_WHAT IS EXPECTED_. Pictures stay out; everything else in the listing below is to be restated word for word.

--- START ---

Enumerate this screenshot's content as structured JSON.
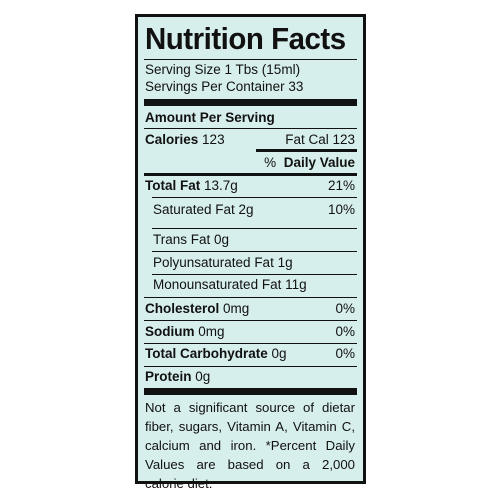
{
  "label": {
    "title": "Nutrition Facts",
    "serving_size": "Serving Size 1 Tbs  (15ml)",
    "servings_per_container": "Servings Per Container 33",
    "amount_per_serving": "Amount Per Serving",
    "calories_label": "Calories",
    "calories_value": "123",
    "fat_cal": "Fat Cal 123",
    "daily_value_header_pct": "%",
    "daily_value_header": "Daily Value",
    "total_fat_label": "Total Fat",
    "total_fat_value": "13.7g",
    "total_fat_dv": "21%",
    "sat_fat": "Saturated Fat  2g",
    "sat_fat_dv": "10%",
    "trans_fat": "Trans Fat 0g",
    "poly_fat": "Polyunsaturated Fat  1g",
    "mono_fat": "Monounsaturated Fat 11g",
    "cholesterol_label": "Cholesterol",
    "cholesterol_value": "0mg",
    "cholesterol_dv": "0%",
    "sodium_label": "Sodium",
    "sodium_value": "0mg",
    "sodium_dv": "0%",
    "carb_label": "Total Carbohydrate",
    "carb_value": "0g",
    "carb_dv": "0%",
    "protein_label": "Protein",
    "protein_value": "0g",
    "footnote_lines": [
      "Not a significant source of dietar",
      "fiber, sugars, Vitamin A, Vitamin C,",
      "calcium and iron. *Percent Daily",
      "Values are based on a 2,000",
      "calorie diet."
    ]
  },
  "colors": {
    "panel_bg": "#d6eeec",
    "ink": "#111111"
  }
}
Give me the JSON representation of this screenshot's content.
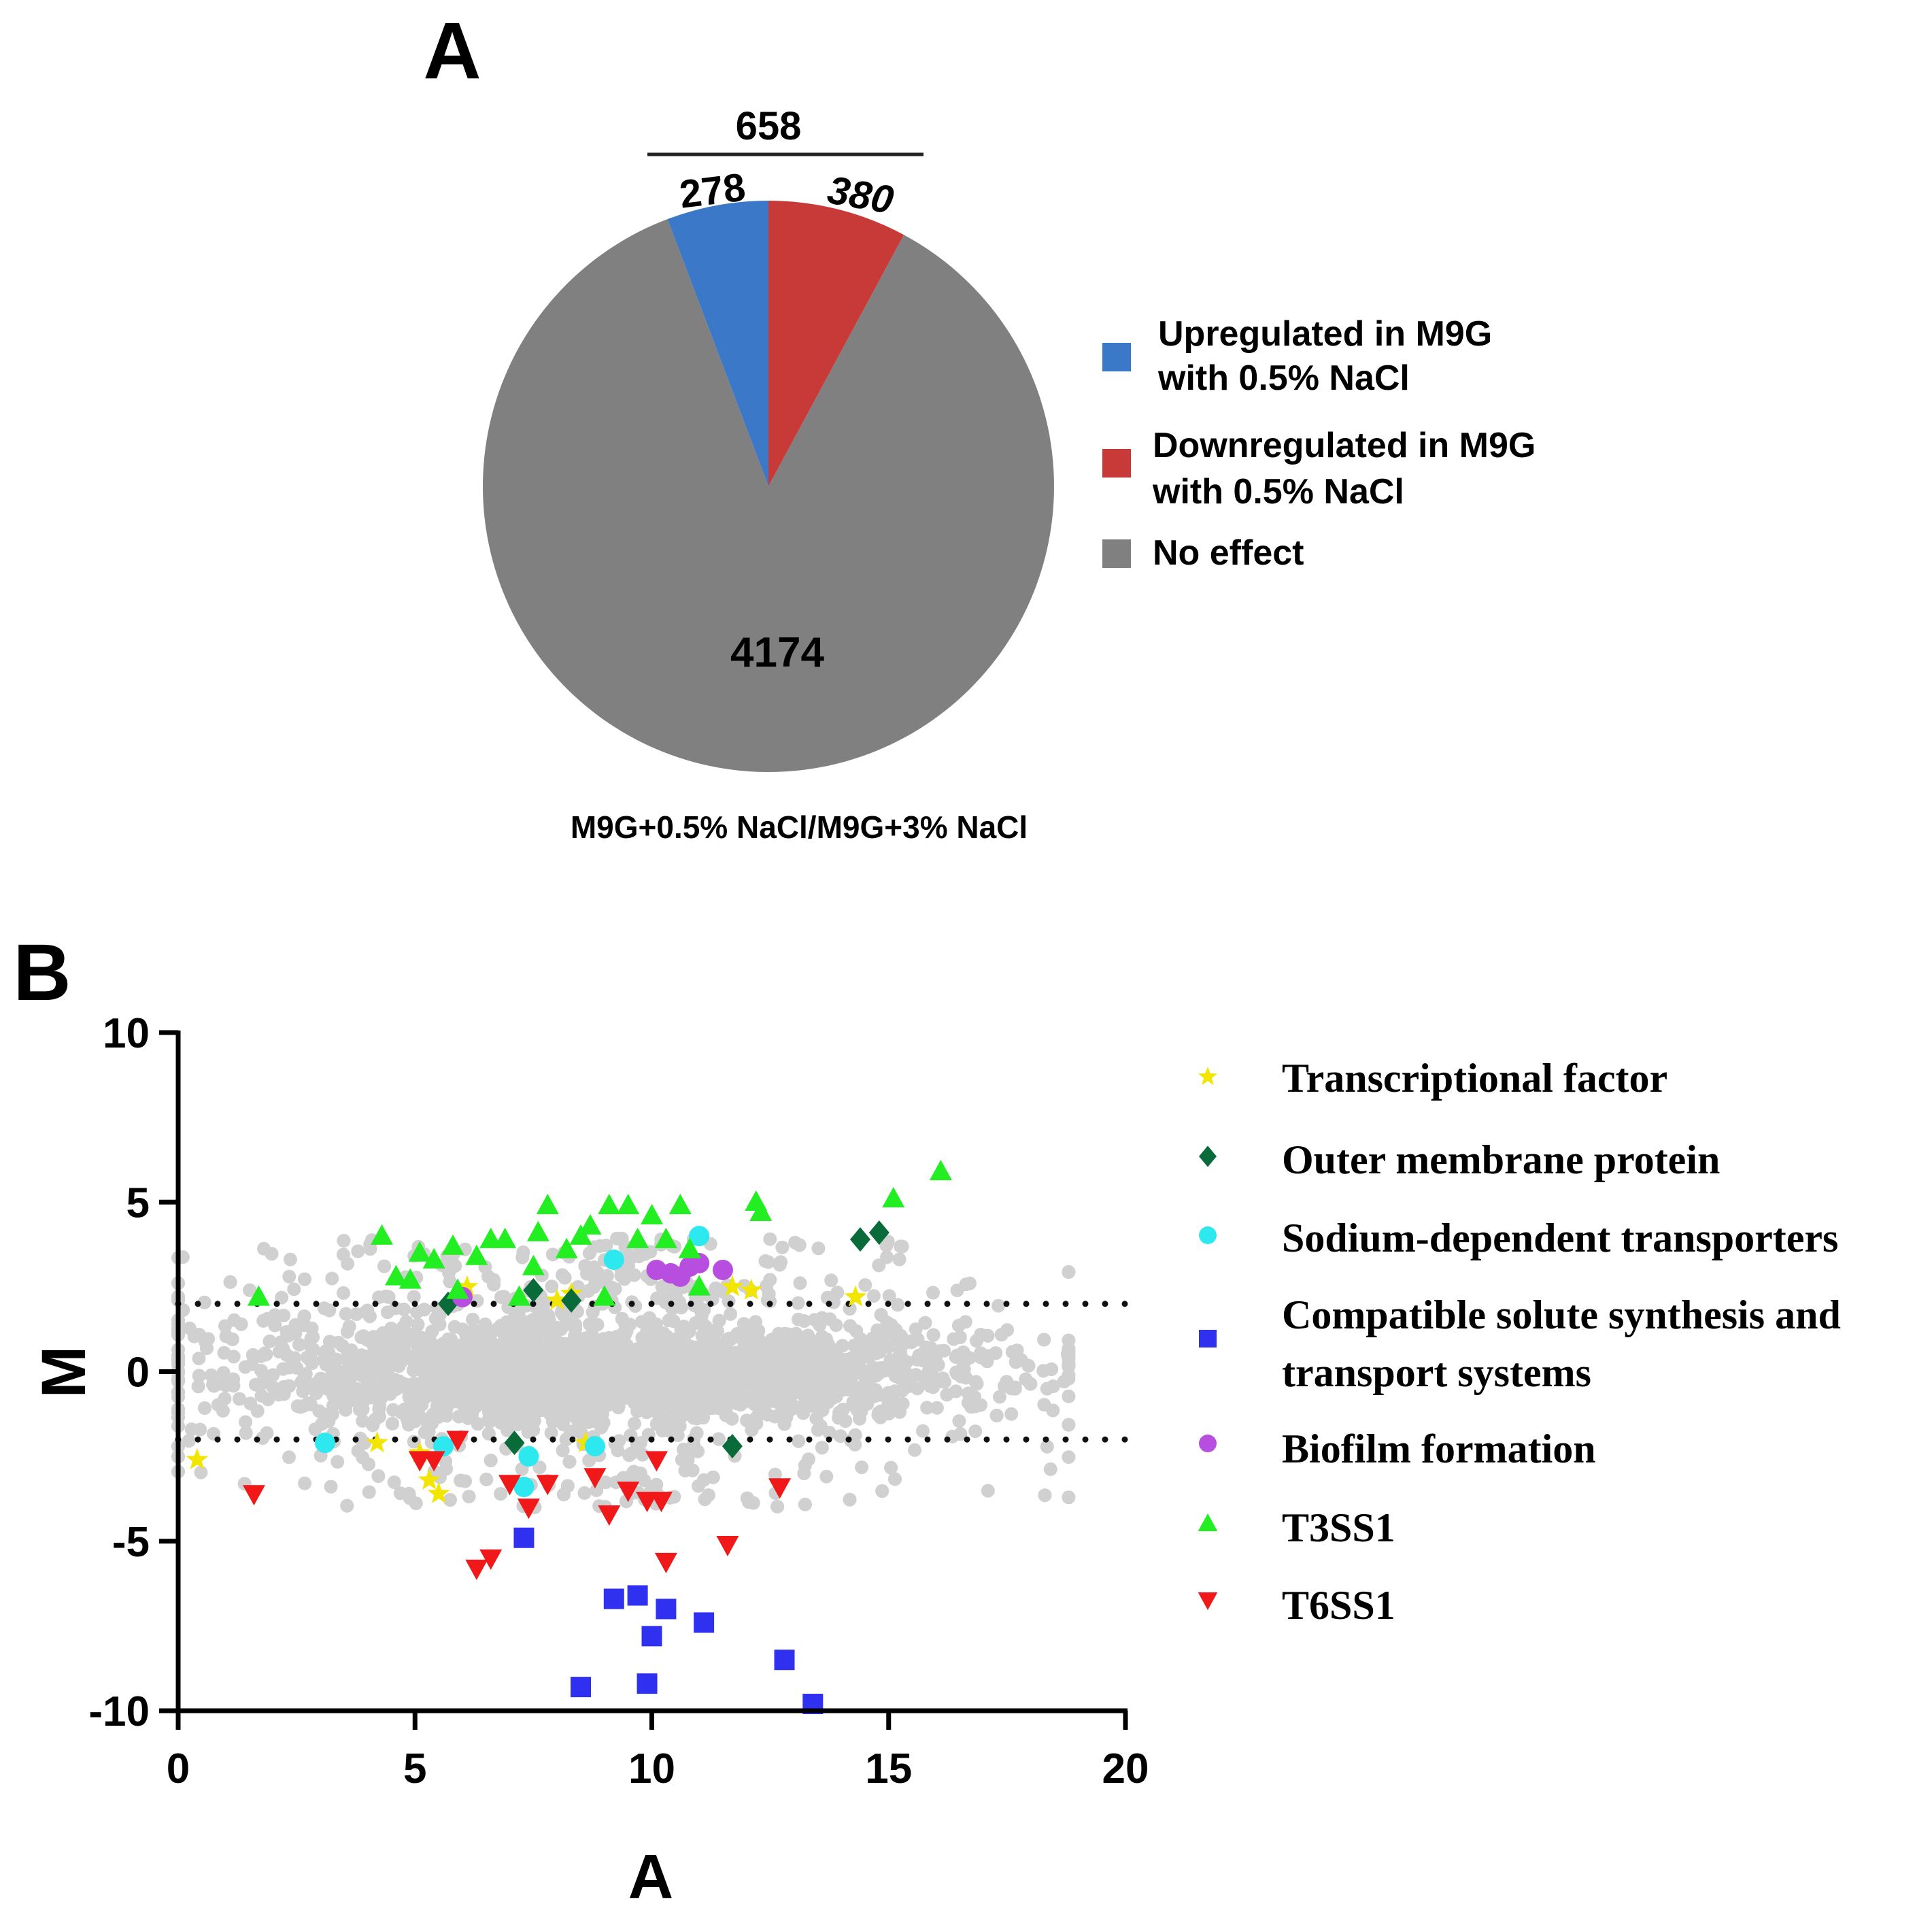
{
  "panels": {
    "a_label": "A",
    "b_label": "B"
  },
  "chart_data": [
    {
      "type": "pie",
      "panel": "A",
      "xlabel": "M9G+0.5% NaCl/M9G+3% NaCl",
      "total_differential": {
        "value": 658,
        "label": "658"
      },
      "slices": [
        {
          "name": "Upregulated in M9G with 0.5% NaCl",
          "value": 278,
          "label": "278",
          "color": "#3b78c8"
        },
        {
          "name": "Downregulated in M9G with 0.5% NaCl",
          "value": 380,
          "label": "380",
          "color": "#c73a38"
        },
        {
          "name": "No effect",
          "value": 4174,
          "label": "4174",
          "color": "#808080"
        }
      ],
      "legend": [
        {
          "lines": [
            "Upregulated in M9G",
            "with 0.5% NaCl"
          ],
          "color": "#3b78c8"
        },
        {
          "lines": [
            "Downregulated in M9G",
            "with 0.5% NaCl"
          ],
          "color": "#c73a38"
        },
        {
          "lines": [
            "No effect"
          ],
          "color": "#808080"
        }
      ],
      "legend_position": "right"
    },
    {
      "type": "scatter",
      "panel": "B",
      "xlabel": "A",
      "ylabel": "M",
      "xlim": [
        0,
        20
      ],
      "ylim": [
        -10,
        10
      ],
      "xticks": [
        0,
        5,
        10,
        15,
        20
      ],
      "yticks": [
        -10,
        -5,
        0,
        5,
        10
      ],
      "threshold_lines": [
        2,
        -2
      ],
      "background_series": {
        "name": "All genes",
        "color": "#d0d0d0"
      },
      "legend_position": "right",
      "series": [
        {
          "name": "Transcriptional factor",
          "marker": "star",
          "color": "#f2e600",
          "points": [
            [
              0.4,
              -2.6
            ],
            [
              4.2,
              -2.1
            ],
            [
              5.1,
              -2.4
            ],
            [
              5.3,
              -3.2
            ],
            [
              5.5,
              -3.6
            ],
            [
              6.1,
              2.5
            ],
            [
              8.0,
              2.1
            ],
            [
              8.3,
              2.3
            ],
            [
              8.6,
              -2.1
            ],
            [
              11.7,
              2.5
            ],
            [
              12.1,
              2.4
            ],
            [
              14.3,
              2.2
            ]
          ]
        },
        {
          "name": "Outer membrane protein",
          "marker": "diamond",
          "color": "#0a6b3a",
          "points": [
            [
              5.7,
              2.0
            ],
            [
              7.1,
              -2.1
            ],
            [
              7.5,
              2.4
            ],
            [
              8.3,
              2.1
            ],
            [
              11.7,
              -2.2
            ],
            [
              14.4,
              3.9
            ],
            [
              14.8,
              4.1
            ]
          ]
        },
        {
          "name": "Sodium-dependent transporters",
          "marker": "circle",
          "color": "#2ee8f0",
          "points": [
            [
              3.1,
              -2.1
            ],
            [
              5.6,
              -2.2
            ],
            [
              7.4,
              -2.5
            ],
            [
              7.3,
              -3.4
            ],
            [
              8.8,
              -2.2
            ],
            [
              9.2,
              3.3
            ],
            [
              11.0,
              4.0
            ]
          ]
        },
        {
          "name": "Compatible solute synthesis and transport systems",
          "marker": "square",
          "color": "#3030f0",
          "points": [
            [
              7.3,
              -4.9
            ],
            [
              8.5,
              -9.3
            ],
            [
              9.2,
              -6.7
            ],
            [
              9.7,
              -6.6
            ],
            [
              9.9,
              -9.2
            ],
            [
              10.0,
              -7.8
            ],
            [
              10.3,
              -7.0
            ],
            [
              11.1,
              -7.4
            ],
            [
              12.8,
              -8.5
            ],
            [
              13.4,
              -9.8
            ]
          ]
        },
        {
          "name": "Biofilm formation",
          "marker": "circle",
          "color": "#b84ee0",
          "points": [
            [
              6.0,
              2.2
            ],
            [
              10.1,
              3.0
            ],
            [
              10.4,
              2.9
            ],
            [
              10.6,
              2.8
            ],
            [
              10.8,
              3.1
            ],
            [
              11.0,
              3.2
            ],
            [
              11.5,
              3.0
            ]
          ]
        },
        {
          "name": "T3SS1",
          "marker": "triangle-up",
          "color": "#22ee22",
          "points": [
            [
              1.7,
              2.2
            ],
            [
              4.3,
              4.0
            ],
            [
              4.6,
              2.8
            ],
            [
              4.9,
              2.7
            ],
            [
              5.1,
              3.5
            ],
            [
              5.4,
              3.3
            ],
            [
              5.8,
              3.7
            ],
            [
              5.9,
              2.4
            ],
            [
              6.3,
              3.4
            ],
            [
              6.6,
              3.9
            ],
            [
              6.9,
              3.9
            ],
            [
              7.2,
              2.2
            ],
            [
              7.5,
              3.1
            ],
            [
              7.6,
              4.1
            ],
            [
              7.8,
              4.9
            ],
            [
              8.2,
              3.6
            ],
            [
              8.5,
              4.0
            ],
            [
              8.7,
              4.3
            ],
            [
              9.0,
              2.2
            ],
            [
              9.1,
              4.9
            ],
            [
              9.5,
              4.9
            ],
            [
              9.7,
              3.9
            ],
            [
              10.0,
              4.6
            ],
            [
              10.3,
              3.9
            ],
            [
              10.6,
              4.9
            ],
            [
              10.8,
              3.6
            ],
            [
              11.0,
              2.5
            ],
            [
              12.2,
              5.0
            ],
            [
              12.3,
              4.7
            ],
            [
              15.1,
              5.1
            ],
            [
              16.1,
              5.9
            ]
          ]
        },
        {
          "name": "T6SS1",
          "marker": "triangle-down",
          "color": "#f01818",
          "points": [
            [
              1.6,
              -3.6
            ],
            [
              5.1,
              -2.6
            ],
            [
              5.4,
              -2.6
            ],
            [
              5.9,
              -2.0
            ],
            [
              6.3,
              -5.8
            ],
            [
              6.6,
              -5.5
            ],
            [
              7.0,
              -3.3
            ],
            [
              7.4,
              -4.0
            ],
            [
              7.8,
              -3.3
            ],
            [
              8.8,
              -3.1
            ],
            [
              9.1,
              -4.2
            ],
            [
              9.5,
              -3.5
            ],
            [
              9.9,
              -3.8
            ],
            [
              10.1,
              -2.6
            ],
            [
              10.2,
              -3.8
            ],
            [
              10.3,
              -5.6
            ],
            [
              11.6,
              -5.1
            ],
            [
              12.7,
              -3.4
            ]
          ]
        }
      ]
    }
  ]
}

--- END ---

_SOLUTION TO THIS TASK_.
Enumerate this screenshot's content as structured JSON.
{
  "label": {
    "title": "Nutrition Facts",
    "serving_size": "Serving Size 1 Tbs  (15ml)",
    "servings_per_container": "Servings Per Container 33",
    "amount_per_serving": "Amount Per Serving",
    "calories_label": "Calories",
    "calories_value": "123",
    "fat_cal": "Fat Cal 123",
    "daily_value_header_pct": "%",
    "daily_value_header": "Daily Value",
    "total_fat_label": "Total Fat",
    "total_fat_value": "13.7g",
    "total_fat_dv": "21%",
    "sat_fat": "Saturated Fat  2g",
    "sat_fat_dv": "10%",
    "trans_fat": "Trans Fat 0g",
    "poly_fat": "Polyunsaturated Fat  1g",
    "mono_fat": "Monounsaturated Fat 11g",
    "cholesterol_label": "Cholesterol",
    "cholesterol_value": "0mg",
    "cholesterol_dv": "0%",
    "sodium_label": "Sodium",
    "sodium_value": "0mg",
    "sodium_dv": "0%",
    "carb_label": "Total Carbohydrate",
    "carb_value": "0g",
    "carb_dv": "0%",
    "protein_label": "Protein",
    "protein_value": "0g",
    "footnote_lines": [
      "Not a significant source of dietar",
      "fiber, sugars, Vitamin A, Vitamin C,",
      "calcium and iron. *Percent Daily",
      "Values are based on a 2,000",
      "calorie diet."
    ]
  },
  "colors": {
    "panel_bg": "#d6eeec",
    "ink": "#111111"
  }
}
Give me the JSON representation of this screenshot's content.
{
  "panels": {
    "a_label": "A",
    "b_label": "B"
  },
  "chart_data": [
    {
      "type": "pie",
      "panel": "A",
      "xlabel": "M9G+0.5% NaCl/M9G+3% NaCl",
      "total_differential": {
        "value": 658,
        "label": "658"
      },
      "slices": [
        {
          "name": "Upregulated in M9G with 0.5% NaCl",
          "value": 278,
          "label": "278",
          "color": "#3b78c8"
        },
        {
          "name": "Downregulated in M9G with 0.5% NaCl",
          "value": 380,
          "label": "380",
          "color": "#c73a38"
        },
        {
          "name": "No effect",
          "value": 4174,
          "label": "4174",
          "color": "#808080"
        }
      ],
      "legend": [
        {
          "lines": [
            "Upregulated in M9G",
            "with 0.5% NaCl"
          ],
          "color": "#3b78c8"
        },
        {
          "lines": [
            "Downregulated in M9G",
            "with 0.5% NaCl"
          ],
          "color": "#c73a38"
        },
        {
          "lines": [
            "No effect"
          ],
          "color": "#808080"
        }
      ],
      "legend_position": "right"
    },
    {
      "type": "scatter",
      "panel": "B",
      "xlabel": "A",
      "ylabel": "M",
      "xlim": [
        0,
        20
      ],
      "ylim": [
        -10,
        10
      ],
      "xticks": [
        0,
        5,
        10,
        15,
        20
      ],
      "yticks": [
        -10,
        -5,
        0,
        5,
        10
      ],
      "threshold_lines": [
        2,
        -2
      ],
      "background_series": {
        "name": "All genes",
        "color": "#d0d0d0"
      },
      "legend_position": "right",
      "series": [
        {
          "name": "Transcriptional factor",
          "marker": "star",
          "color": "#f2e600",
          "points": [
            [
              0.4,
              -2.6
            ],
            [
              4.2,
              -2.1
            ],
            [
              5.1,
              -2.4
            ],
            [
              5.3,
              -3.2
            ],
            [
              5.5,
              -3.6
            ],
            [
              6.1,
              2.5
            ],
            [
              8.0,
              2.1
            ],
            [
              8.3,
              2.3
            ],
            [
              8.6,
              -2.1
            ],
            [
              11.7,
              2.5
            ],
            [
              12.1,
              2.4
            ],
            [
              14.3,
              2.2
            ]
          ]
        },
        {
          "name": "Outer membrane protein",
          "marker": "diamond",
          "color": "#0a6b3a",
          "points": [
            [
              5.7,
              2.0
            ],
            [
              7.1,
              -2.1
            ],
            [
              7.5,
              2.4
            ],
            [
              8.3,
              2.1
            ],
            [
              11.7,
              -2.2
            ],
            [
              14.4,
              3.9
            ],
            [
              14.8,
              4.1
            ]
          ]
        },
        {
          "name": "Sodium-dependent transporters",
          "marker": "circle",
          "color": "#2ee8f0",
          "points": [
            [
              3.1,
              -2.1
            ],
            [
              5.6,
              -2.2
            ],
            [
              7.4,
              -2.5
            ],
            [
              7.3,
              -3.4
            ],
            [
              8.8,
              -2.2
            ],
            [
              9.2,
              3.3
            ],
            [
              11.0,
              4.0
            ]
          ]
        },
        {
          "name": "Compatible solute synthesis and transport systems",
          "marker": "square",
          "color": "#3030f0",
          "points": [
            [
              7.3,
              -4.9
            ],
            [
              8.5,
              -9.3
            ],
            [
              9.2,
              -6.7
            ],
            [
              9.7,
              -6.6
            ],
            [
              9.9,
              -9.2
            ],
            [
              10.0,
              -7.8
            ],
            [
              10.3,
              -7.0
            ],
            [
              11.1,
              -7.4
            ],
            [
              12.8,
              -8.5
            ],
            [
              13.4,
              -9.8
            ]
          ]
        },
        {
          "name": "Biofilm formation",
          "marker": "circle",
          "color": "#b84ee0",
          "points": [
            [
              6.0,
              2.2
            ],
            [
              10.1,
              3.0
            ],
            [
              10.4,
              2.9
            ],
            [
              10.6,
              2.8
            ],
            [
              10.8,
              3.1
            ],
            [
              11.0,
              3.2
            ],
            [
              11.5,
              3.0
            ]
          ]
        },
        {
          "name": "T3SS1",
          "marker": "triangle-up",
          "color": "#22ee22",
          "points": [
            [
              1.7,
              2.2
            ],
            [
              4.3,
              4.0
            ],
            [
              4.6,
              2.8
            ],
            [
              4.9,
              2.7
            ],
            [
              5.1,
              3.5
            ],
            [
              5.4,
              3.3
            ],
            [
              5.8,
              3.7
            ],
            [
              5.9,
              2.4
            ],
            [
              6.3,
              3.4
            ],
            [
              6.6,
              3.9
            ],
            [
              6.9,
              3.9
            ],
            [
              7.2,
              2.2
            ],
            [
              7.5,
              3.1
            ],
            [
              7.6,
              4.1
            ],
            [
              7.8,
              4.9
            ],
            [
              8.2,
              3.6
            ],
            [
              8.5,
              4.0
            ],
            [
              8.7,
              4.3
            ],
            [
              9.0,
              2.2
            ],
            [
              9.1,
              4.9
            ],
            [
              9.5,
              4.9
            ],
            [
              9.7,
              3.9
            ],
            [
              10.0,
              4.6
            ],
            [
              10.3,
              3.9
            ],
            [
              10.6,
              4.9
            ],
            [
              10.8,
              3.6
            ],
            [
              11.0,
              2.5
            ],
            [
              12.2,
              5.0
            ],
            [
              12.3,
              4.7
            ],
            [
              15.1,
              5.1
            ],
            [
              16.1,
              5.9
            ]
          ]
        },
        {
          "name": "T6SS1",
          "marker": "triangle-down",
          "color": "#f01818",
          "points": [
            [
              1.6,
              -3.6
            ],
            [
              5.1,
              -2.6
            ],
            [
              5.4,
              -2.6
            ],
            [
              5.9,
              -2.0
            ],
            [
              6.3,
              -5.8
            ],
            [
              6.6,
              -5.5
            ],
            [
              7.0,
              -3.3
            ],
            [
              7.4,
              -4.0
            ],
            [
              7.8,
              -3.3
            ],
            [
              8.8,
              -3.1
            ],
            [
              9.1,
              -4.2
            ],
            [
              9.5,
              -3.5
            ],
            [
              9.9,
              -3.8
            ],
            [
              10.1,
              -2.6
            ],
            [
              10.2,
              -3.8
            ],
            [
              10.3,
              -5.6
            ],
            [
              11.6,
              -5.1
            ],
            [
              12.7,
              -3.4
            ]
          ]
        }
      ]
    }
  ]
}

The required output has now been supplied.